[START OF Selected passage]
SECURITIES AND EXCHANGE COMMISSION

Washington, D.C. 20549

 

FORM 8-K

 

CURRENT REPORT

Pursuant to Section 13 or 15(d) of

the Securities Exchange Act of 1934

 

Date of Report (Date of earliest event reported): April 17, 2015

 

ECHO GLOBAL LOGISTICS, INC.

(Exact name of registrant as specified in its charter)

 

Delaware

 

001-34470

 

20-5001120

(State or other jurisdiction
of incorporation)

 

(Commission
File Number)

 

(I.R.S. Employer
Identification No.)

 

600 West Chicago Avenue
Suite 725
Chicago, Illinois

 

60654

(Address of principal executive offices)

 

(Zip Code)

 

(800) 354-7993

(Registrant’s telephone number, including area code)

 

N/A

(Former name or former address, if changed since last report)

 

Check the appropriate box below if the Form 8-K filing is intended to simultaneously satisfy the filing obligation of the registrant under any of the following provisions:

 

o            Written communications pursuant to Rule 425 under the Securities Act (17 CFR 230.425)

 

o            Soliciting material pursuant to Rule 14a-12 under the Exchange Act (17 CFR 240.14a-12)

 

o            Pre-commencement communications pursuant to Rule 14d-2(b) under the Exchange Act (17 CFR 240.14d-2(b))

 

o            Pre-commencement communications pursuant to Rule 13e-4(c) under the Exchange Act (17 CFR 240.13e-4(c))

 

 

 



 

Item 1.01                                           Entry Into a Material Definitive Agreement.

 

On April 20, 2015, Echo Global Logistics, Inc. (“Echo” or the “Company”) entered into that certain Unit Purchase Agreement by and among Echo, Command Transportation, LLC (“Command”), the members of Command (collectively, the “Sellers”), Paul Loeb, as sellers’ representative (the “Sellers’ Representative”), and Paul Loeb, in his individual capacity (the “Purchase Agreement”).  Upon the terms and subject to the conditions set forth in the Purchase Agreement, Echo will acquire all of the outstanding membership units of Command from the Sellers (the “Command Acquisition”), resulting in Command becoming a wholly-owned subsidiary of Echo.
[END OF Selected passage]
[START OF Data shown]
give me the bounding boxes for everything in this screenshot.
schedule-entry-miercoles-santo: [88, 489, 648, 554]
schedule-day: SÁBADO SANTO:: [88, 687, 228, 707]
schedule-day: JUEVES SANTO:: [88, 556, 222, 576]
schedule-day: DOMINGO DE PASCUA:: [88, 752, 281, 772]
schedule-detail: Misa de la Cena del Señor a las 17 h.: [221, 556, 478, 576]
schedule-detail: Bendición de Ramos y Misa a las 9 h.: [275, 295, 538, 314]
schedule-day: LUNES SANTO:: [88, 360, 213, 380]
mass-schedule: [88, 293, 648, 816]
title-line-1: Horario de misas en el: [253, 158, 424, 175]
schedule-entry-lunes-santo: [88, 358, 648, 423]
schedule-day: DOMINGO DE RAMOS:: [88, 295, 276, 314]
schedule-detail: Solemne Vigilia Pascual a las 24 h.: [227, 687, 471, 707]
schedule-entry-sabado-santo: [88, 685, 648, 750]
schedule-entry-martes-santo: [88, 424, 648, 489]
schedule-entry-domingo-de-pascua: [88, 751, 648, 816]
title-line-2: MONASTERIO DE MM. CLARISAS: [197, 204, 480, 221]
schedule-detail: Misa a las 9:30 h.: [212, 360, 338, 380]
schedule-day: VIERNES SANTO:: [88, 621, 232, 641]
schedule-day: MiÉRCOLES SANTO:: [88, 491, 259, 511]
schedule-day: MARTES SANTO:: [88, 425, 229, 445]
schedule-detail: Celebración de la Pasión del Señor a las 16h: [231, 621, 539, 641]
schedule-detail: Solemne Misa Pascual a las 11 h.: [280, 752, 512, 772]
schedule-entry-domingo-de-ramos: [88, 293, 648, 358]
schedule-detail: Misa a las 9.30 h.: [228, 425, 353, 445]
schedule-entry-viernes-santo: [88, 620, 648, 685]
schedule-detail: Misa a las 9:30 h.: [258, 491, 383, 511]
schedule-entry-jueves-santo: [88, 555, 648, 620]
[END OF Data shown]
What this task involves -
Copy out the entire Echo Global Logistics Form 8-K text above, word for word.

Solved exercise -
SECURITIES AND EXCHANGE COMMISSION

Washington, D.C. 20549

 

FORM 8-K

 

CURRENT REPORT

Pursuant to Section 13 or 15(d) of

the Securities Exchange Act of 1934

 

Date of Report (Date of earliest event reported): April 17, 2015

 

ECHO GLOBAL LOGISTICS, INC.

(Exact name of registrant as specified in its charter)

 

Delaware

 

001-34470

 

20-5001120

(State or other jurisdiction
of incorporation)

 

(Commission
File Number)

 

(I.R.S. Employer
Identification No.)

 

600 West Chicago Avenue
Suite 725
Chicago, Illinois

 

60654

(Address of principal executive offices)

 

(Zip Code)

 

(800) 354-7993

(Registrant’s telephone number, including area code)

 

N/A

(Former name or former address, if changed since last report)

 

Check the appropriate box below if the Form 8-K filing is intended to simultaneously satisfy the filing obligation of the registrant under any of the following provisions:

 

o            Written communications pursuant to Rule 425 under the Securities Act (17 CFR 230.425)

 

o            Soliciting material pursuant to Rule 14a-12 under the Exchange Act (17 CFR 240.14a-12)

 

o            Pre-commencement communications pursuant to Rule 14d-2(b) under the Exchange Act (17 CFR 240.14d-2(b))

 

o            Pre-commencement communications pursuant to Rule 13e-4(c) under the Exchange Act (17 CFR 240.13e-4(c))

 

 

 



 

Item 1.01                                           Entry Into a Material Definitive Agreement.

 

On April 20, 2015, Echo Global Logistics, Inc. (“Echo” or the “Company”) entered into that certain Unit Purchase Agreement by and among Echo, Command Transportation, LLC (“Command”), the members of Command (collectively, the “Sellers”), Paul Loeb, as sellers’ representative (the “Sellers’ Representative”), and Paul Loeb, in his individual capacity (the “Purchase Agreement”).  Upon the terms and subject to the conditions set forth in the Purchase Agreement, Echo will acquire all of the outstanding membership units of Command from the Sellers (the “Command Acquisition”), resulting in Command becoming a wholly-owned subsidiary of Echo.